• **The task**
Copy every record exactly, leaving the pictures out.

• **Record extracts**

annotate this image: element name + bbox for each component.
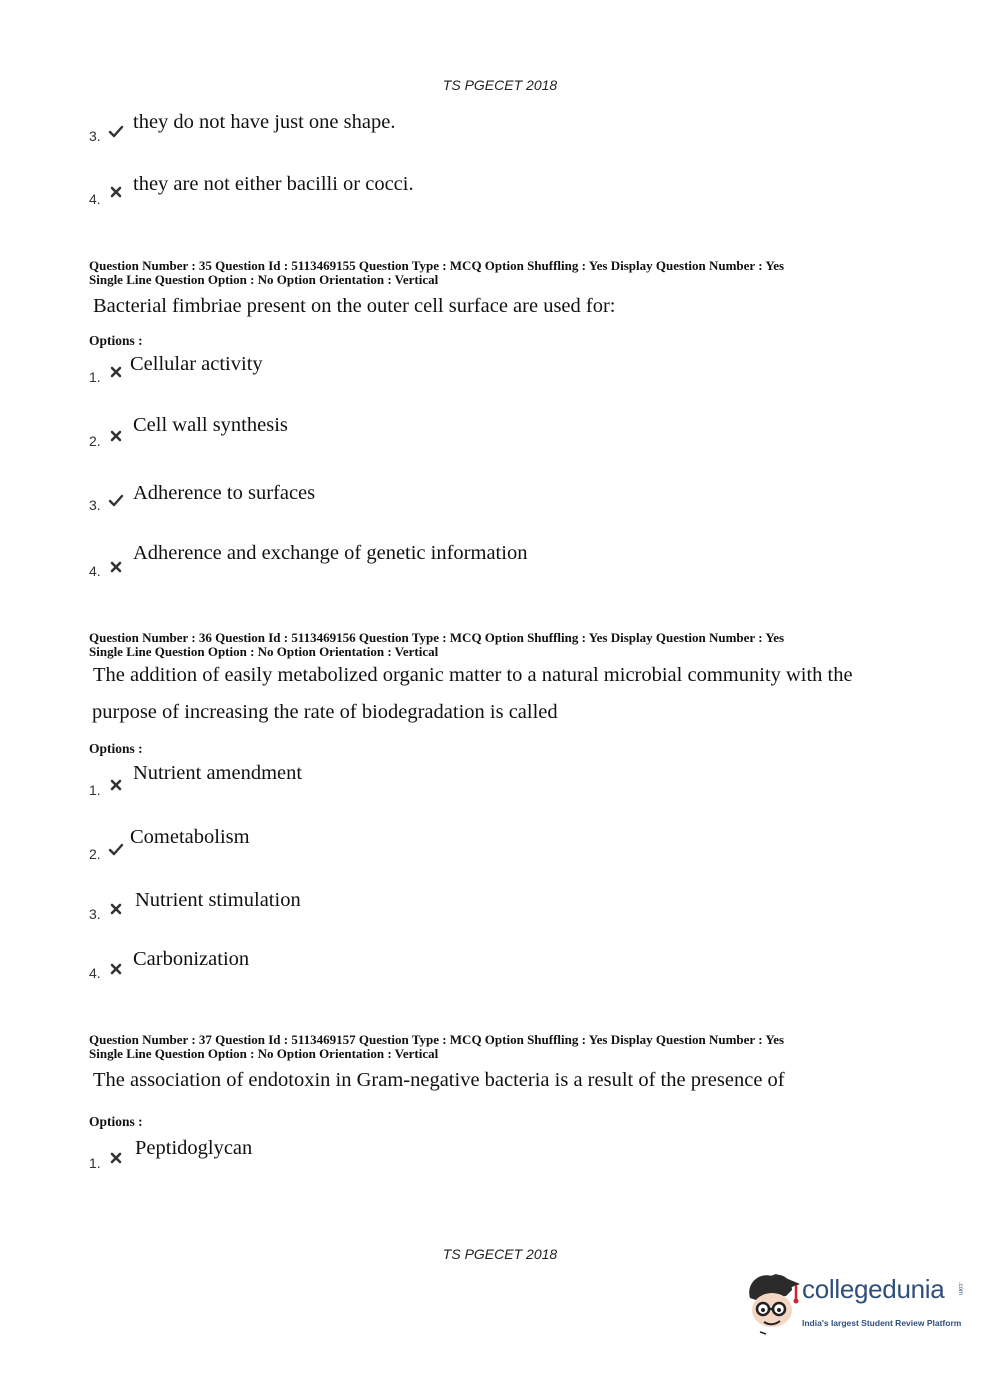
option-number: 3. (89, 128, 101, 144)
check-icon (108, 493, 124, 509)
option-number: 3. (89, 497, 101, 513)
option-text: Cellular activity (130, 353, 263, 375)
page-header: TS PGECET 2018 (442, 77, 558, 93)
option-text: Adherence to surfaces (133, 482, 316, 504)
mascot-icon (742, 1270, 800, 1338)
option-number: 2. (89, 846, 101, 862)
question-text: The association of endotoxin in Gram-negative bacteria is a result of the presence of (93, 1069, 785, 1091)
cross-icon (110, 186, 126, 202)
question-meta-line: Question Number : 36 Question Id : 5113469156 Question Type : MCQ Option Shuffling : Yes Display Question Number : Yes (89, 630, 785, 645)
options-label: Options : (89, 741, 143, 756)
option-text: Nutrient stimulation (135, 889, 301, 911)
logo-wordmark: collegedunia (802, 1274, 945, 1304)
collegedunia-logo (742, 1268, 972, 1340)
option-text: they do not have just one shape. (133, 111, 396, 133)
option-number: 2. (89, 433, 101, 449)
cross-icon (110, 430, 126, 446)
question-text: Bacterial fimbriae present on the outer cell surface are used for: (93, 295, 616, 317)
option-number: 3. (89, 906, 101, 922)
option-text: Carbonization (133, 948, 250, 970)
option-number: 4. (89, 965, 101, 981)
question-meta-line: Single Line Question Option : No Option Orientation : Vertical (89, 644, 439, 659)
option-text: Nutrient amendment (133, 762, 303, 784)
check-icon (108, 124, 124, 140)
logo-suffix: .com (957, 1282, 963, 1296)
cross-icon (110, 366, 126, 382)
option-number: 1. (89, 782, 101, 798)
question-text-line: The addition of easily metabolized organic matter to a natural microbial community with the (93, 664, 853, 686)
option-text: Cell wall synthesis (133, 414, 288, 436)
question-meta-line: Question Number : 35 Question Id : 5113469155 Question Type : MCQ Option Shuffling : Yes Display Question Number : Yes (89, 258, 785, 273)
question-meta-line: Single Line Question Option : No Option Orientation : Vertical (89, 1046, 439, 1061)
option-number: 1. (89, 1155, 101, 1171)
cross-icon (110, 1152, 126, 1168)
option-number: 4. (89, 563, 101, 579)
cross-icon (110, 963, 126, 979)
check-icon (108, 842, 124, 858)
option-number: 1. (89, 369, 101, 385)
question-meta (89, 631, 909, 659)
question-meta-line: Single Line Question Option : No Option Orientation : Vertical (89, 272, 439, 287)
option-text: Cometabolism (130, 826, 250, 848)
cross-icon (110, 561, 126, 577)
question-text-line: purpose of increasing the rate of biodegradation is called (92, 701, 558, 723)
cross-icon (110, 903, 126, 919)
option-text: they are not either bacilli or cocci. (133, 173, 414, 195)
cross-icon (110, 779, 126, 795)
page-footer: TS PGECET 2018 (442, 1246, 558, 1262)
option-text: Peptidoglycan (135, 1137, 253, 1159)
options-label: Options : (89, 333, 143, 348)
options-label: Options : (89, 1114, 143, 1129)
option-number: 4. (89, 191, 101, 207)
question-meta (89, 1033, 909, 1061)
logo-tagline: India's largest Student Review Platform (802, 1318, 962, 1328)
option-text: Adherence and exchange of genetic information (133, 542, 528, 564)
question-meta-line: Question Number : 37 Question Id : 5113469157 Question Type : MCQ Option Shuffling : Yes Display Question Number : Yes (89, 1032, 785, 1047)
question-meta (89, 259, 909, 287)
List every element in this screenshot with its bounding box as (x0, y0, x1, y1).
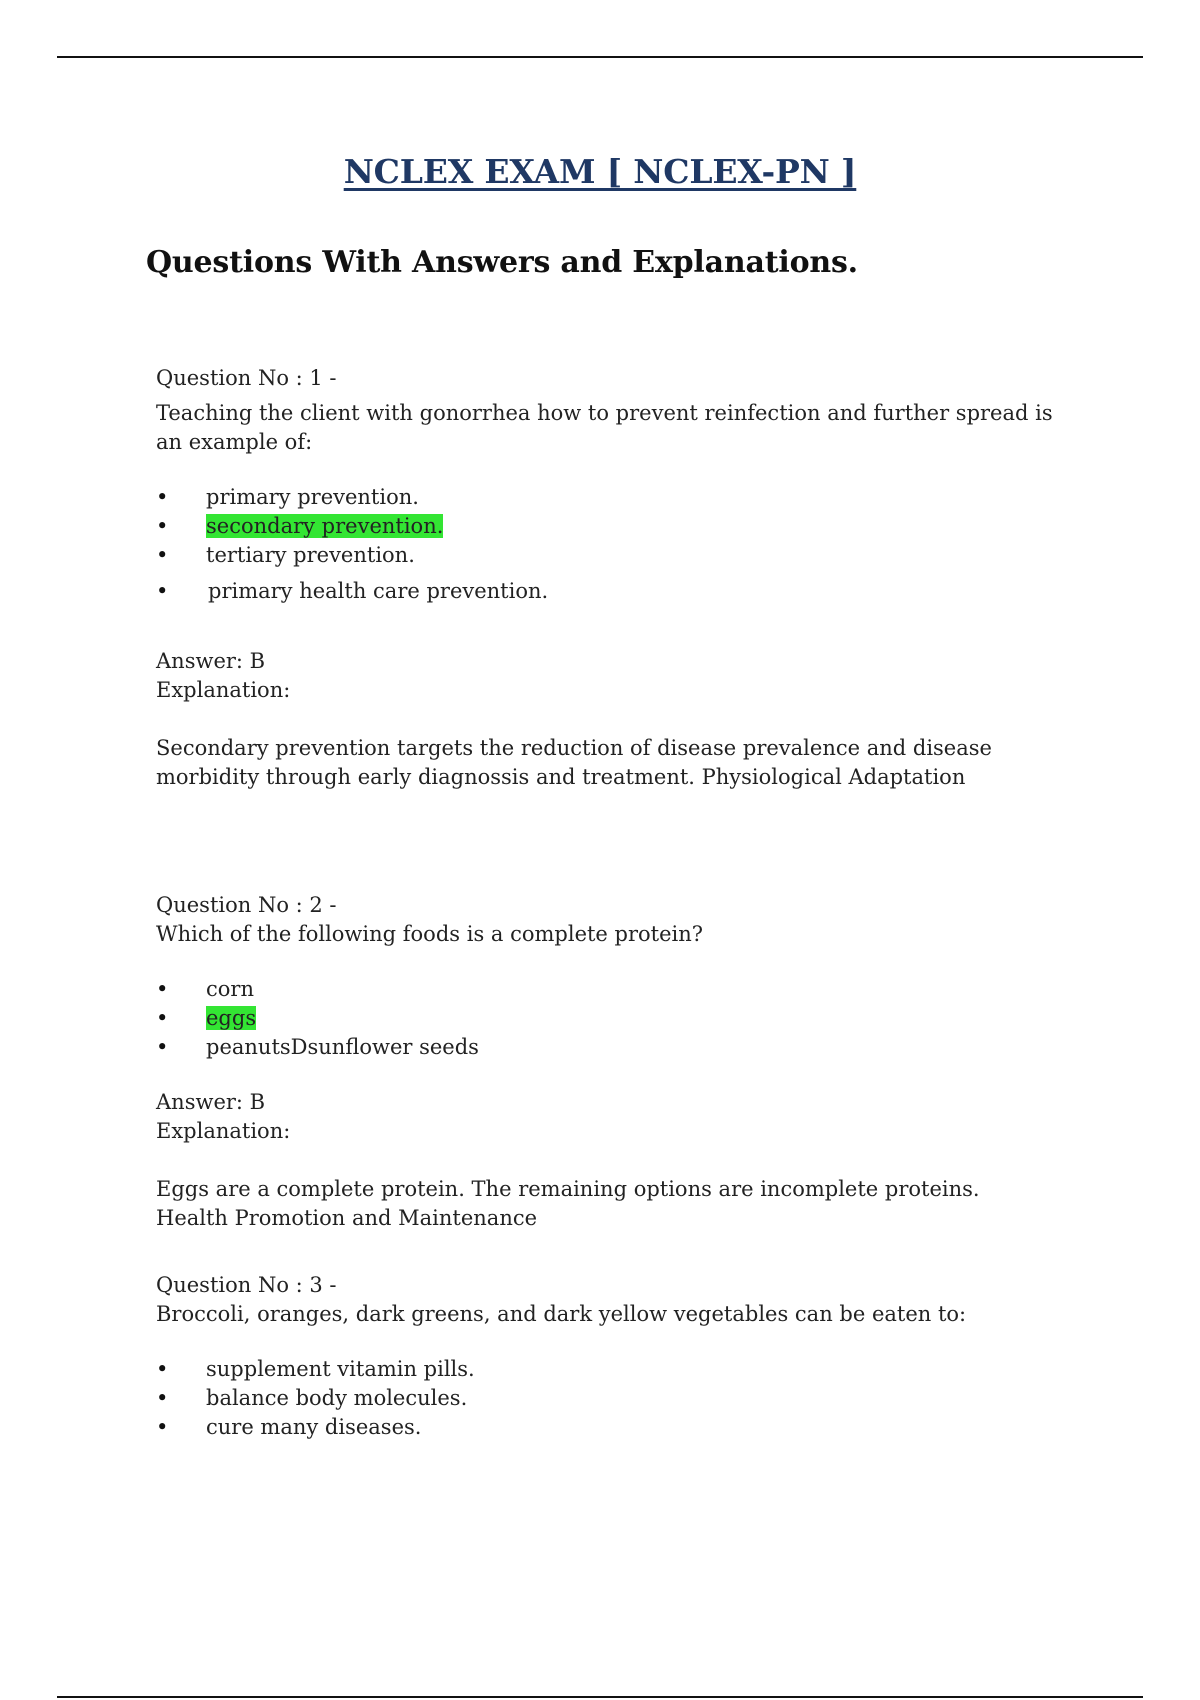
option-item (156, 1355, 1056, 1384)
top-rule (57, 56, 1143, 58)
question-2 (156, 891, 1056, 1233)
bottom-rule (57, 1696, 1143, 1698)
document-subtitle: Questions With Answers and Explanations. (146, 245, 858, 280)
option-label: supplement vitamin pills. (206, 1357, 475, 1381)
option-label: peanutsDsunflower seeds (206, 1035, 479, 1059)
option-item (156, 1033, 1056, 1062)
option-item (156, 483, 1056, 512)
option-item (156, 1384, 1056, 1413)
option-item (156, 1004, 1056, 1033)
explanation-text: Secondary prevention targets the reduction of disease prevalence and disease morbidity through early diagnossis and treatment. Physiological Adaptation (156, 736, 992, 789)
question-number: Question No : 3 - (156, 1273, 337, 1297)
question-3 (156, 1271, 1056, 1442)
option-item (156, 1413, 1056, 1442)
explanation-text: Eggs are a complete protein. The remaining options are incomplete proteins. Health Promotion and Maintenance (156, 1177, 980, 1230)
option-list (156, 1355, 1056, 1442)
question-number: Question No : 2 - (156, 893, 337, 917)
option-item (156, 512, 1056, 541)
answer-line: Answer: B (156, 1090, 266, 1114)
option-label: primary prevention. (206, 485, 419, 509)
option-label-highlighted: secondary prevention. (206, 514, 444, 538)
option-item (156, 975, 1056, 1004)
document-title: NCLEX EXAM [ NCLEX-PN ] (343, 152, 857, 191)
answer-line: Answer: B (156, 649, 266, 673)
option-list (156, 483, 1056, 613)
option-label: cure many diseases. (206, 1415, 422, 1439)
option-label: primary health care prevention. (208, 579, 549, 603)
question-1 (156, 364, 1056, 792)
option-label: corn (206, 977, 254, 1001)
option-item (156, 541, 1056, 570)
explanation-label: Explanation: (156, 678, 291, 702)
option-item (156, 570, 1056, 613)
question-number: Question No : 1 - (156, 366, 337, 390)
question-text: Teaching the client with gonorrhea how to prevent reinfection and further spread is an example of: (156, 401, 1053, 454)
option-list (156, 975, 1056, 1062)
question-text: Broccoli, oranges, dark greens, and dark yellow vegetables can be eaten to: (156, 1302, 967, 1326)
option-label-highlighted: eggs (206, 1006, 257, 1030)
option-label: balance body molecules. (206, 1386, 468, 1410)
question-text: Which of the following foods is a complete protein? (156, 922, 704, 946)
explanation-label: Explanation: (156, 1119, 291, 1143)
option-label: tertiary prevention. (206, 543, 415, 567)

• **Answer to this task**
annotate this image: element name + bbox for each component.
option-number: 3. (89, 128, 101, 144)
check-icon (108, 493, 124, 509)
option-number: 3. (89, 497, 101, 513)
option-text: Cellular activity (130, 353, 263, 375)
page-header: TS PGECET 2018 (442, 77, 558, 93)
option-text: Adherence to surfaces (133, 482, 316, 504)
mascot-icon (742, 1270, 800, 1338)
option-number: 2. (89, 846, 101, 862)
question-text: The association of endotoxin in Gram-negative bacteria is a result of the presence of (93, 1069, 785, 1091)
cross-icon (110, 186, 126, 202)
question-meta-line: Question Number : 36 Question Id : 5113469156 Question Type : MCQ Option Shuffling : Yes Display Question Number : Yes (89, 630, 785, 645)
options-label: Options : (89, 741, 143, 756)
option-text: Nutrient stimulation (135, 889, 301, 911)
logo-wordmark: collegedunia (802, 1274, 945, 1304)
collegedunia-logo (742, 1268, 972, 1340)
option-text: they do not have just one shape. (133, 111, 396, 133)
option-number: 2. (89, 433, 101, 449)
cross-icon (110, 430, 126, 446)
question-text: Bacterial fimbriae present on the outer cell surface are used for: (93, 295, 616, 317)
option-number: 3. (89, 906, 101, 922)
option-text: Carbonization (133, 948, 250, 970)
option-number: 4. (89, 965, 101, 981)
question-meta-line: Single Line Question Option : No Option Orientation : Vertical (89, 644, 439, 659)
option-text: Nutrient amendment (133, 762, 303, 784)
check-icon (108, 124, 124, 140)
logo-suffix: .com (957, 1282, 963, 1296)
cross-icon (110, 366, 126, 382)
option-number: 1. (89, 782, 101, 798)
question-text-line: The addition of easily metabolized organic matter to a natural microbial community with the (93, 664, 853, 686)
option-text: Cell wall synthesis (133, 414, 288, 436)
question-meta-line: Question Number : 35 Question Id : 5113469155 Question Type : MCQ Option Shuffling : Yes Display Question Number : Yes (89, 258, 785, 273)
question-meta-line: Single Line Question Option : No Option Orientation : Vertical (89, 1046, 439, 1061)
option-number: 1. (89, 1155, 101, 1171)
cross-icon (110, 1152, 126, 1168)
option-number: 4. (89, 563, 101, 579)
cross-icon (110, 963, 126, 979)
check-icon (108, 842, 124, 858)
option-number: 1. (89, 369, 101, 385)
question-meta (89, 631, 909, 659)
question-meta-line: Single Line Question Option : No Option Orientation : Vertical (89, 272, 439, 287)
option-text: Cometabolism (130, 826, 250, 848)
cross-icon (110, 561, 126, 577)
question-text-line: purpose of increasing the rate of biodegradation is called (92, 701, 558, 723)
cross-icon (110, 903, 126, 919)
option-text: they are not either bacilli or cocci. (133, 173, 414, 195)
cross-icon (110, 779, 126, 795)
page-footer: TS PGECET 2018 (442, 1246, 558, 1262)
option-text: Peptidoglycan (135, 1137, 253, 1159)
options-label: Options : (89, 333, 143, 348)
options-label: Options : (89, 1114, 143, 1129)
option-number: 4. (89, 191, 101, 207)
question-meta (89, 1033, 909, 1061)
logo-tagline: India's largest Student Review Platform (802, 1318, 962, 1328)
option-text: Adherence and exchange of genetic information (133, 542, 528, 564)
question-meta-line: Question Number : 37 Question Id : 5113469157 Question Type : MCQ Option Shuffling : Yes Display Question Number : Yes (89, 1032, 785, 1047)
question-meta (89, 259, 909, 287)
List every element in this screenshot with its bounding box as (x0, y0, x1, y1).
option-item (156, 1355, 1056, 1384)
top-rule (57, 56, 1143, 58)
question-2 (156, 891, 1056, 1233)
bottom-rule (57, 1696, 1143, 1698)
document-subtitle: Questions With Answers and Explanations. (146, 245, 858, 280)
option-label: supplement vitamin pills. (206, 1357, 475, 1381)
option-label: peanutsDsunflower seeds (206, 1035, 479, 1059)
option-item (156, 1033, 1056, 1062)
option-item (156, 483, 1056, 512)
option-item (156, 1384, 1056, 1413)
option-item (156, 1004, 1056, 1033)
explanation-text: Secondary prevention targets the reduction of disease prevalence and disease morbidity through early diagnossis and treatment. Physiological Adaptation (156, 736, 992, 789)
question-number: Question No : 3 - (156, 1273, 337, 1297)
question-3 (156, 1271, 1056, 1442)
option-item (156, 1413, 1056, 1442)
explanation-text: Eggs are a complete protein. The remaining options are incomplete proteins. Health Promotion and Maintenance (156, 1177, 980, 1230)
option-list (156, 1355, 1056, 1442)
question-number: Question No : 2 - (156, 893, 337, 917)
option-item (156, 512, 1056, 541)
answer-line: Answer: B (156, 1090, 266, 1114)
option-label: primary prevention. (206, 485, 419, 509)
option-label-highlighted: secondary prevention. (206, 514, 444, 538)
option-item (156, 975, 1056, 1004)
document-title: NCLEX EXAM [ NCLEX-PN ] (343, 152, 857, 191)
answer-line: Answer: B (156, 649, 266, 673)
option-list (156, 483, 1056, 613)
option-label: cure many diseases. (206, 1415, 422, 1439)
option-label: primary health care prevention. (208, 579, 549, 603)
question-1 (156, 364, 1056, 792)
option-label: corn (206, 977, 254, 1001)
option-item (156, 541, 1056, 570)
explanation-label: Explanation: (156, 678, 291, 702)
option-item (156, 570, 1056, 613)
question-number: Question No : 1 - (156, 366, 337, 390)
question-text: Teaching the client with gonorrhea how to prevent reinfection and further spread is an example of: (156, 401, 1053, 454)
option-list (156, 975, 1056, 1062)
question-text: Broccoli, oranges, dark greens, and dark yellow vegetables can be eaten to: (156, 1302, 967, 1326)
option-label-highlighted: eggs (206, 1006, 257, 1030)
option-label: balance body molecules. (206, 1386, 468, 1410)
question-text: Which of the following foods is a complete protein? (156, 922, 704, 946)
explanation-label: Explanation: (156, 1119, 291, 1143)
option-label: tertiary prevention. (206, 543, 415, 567)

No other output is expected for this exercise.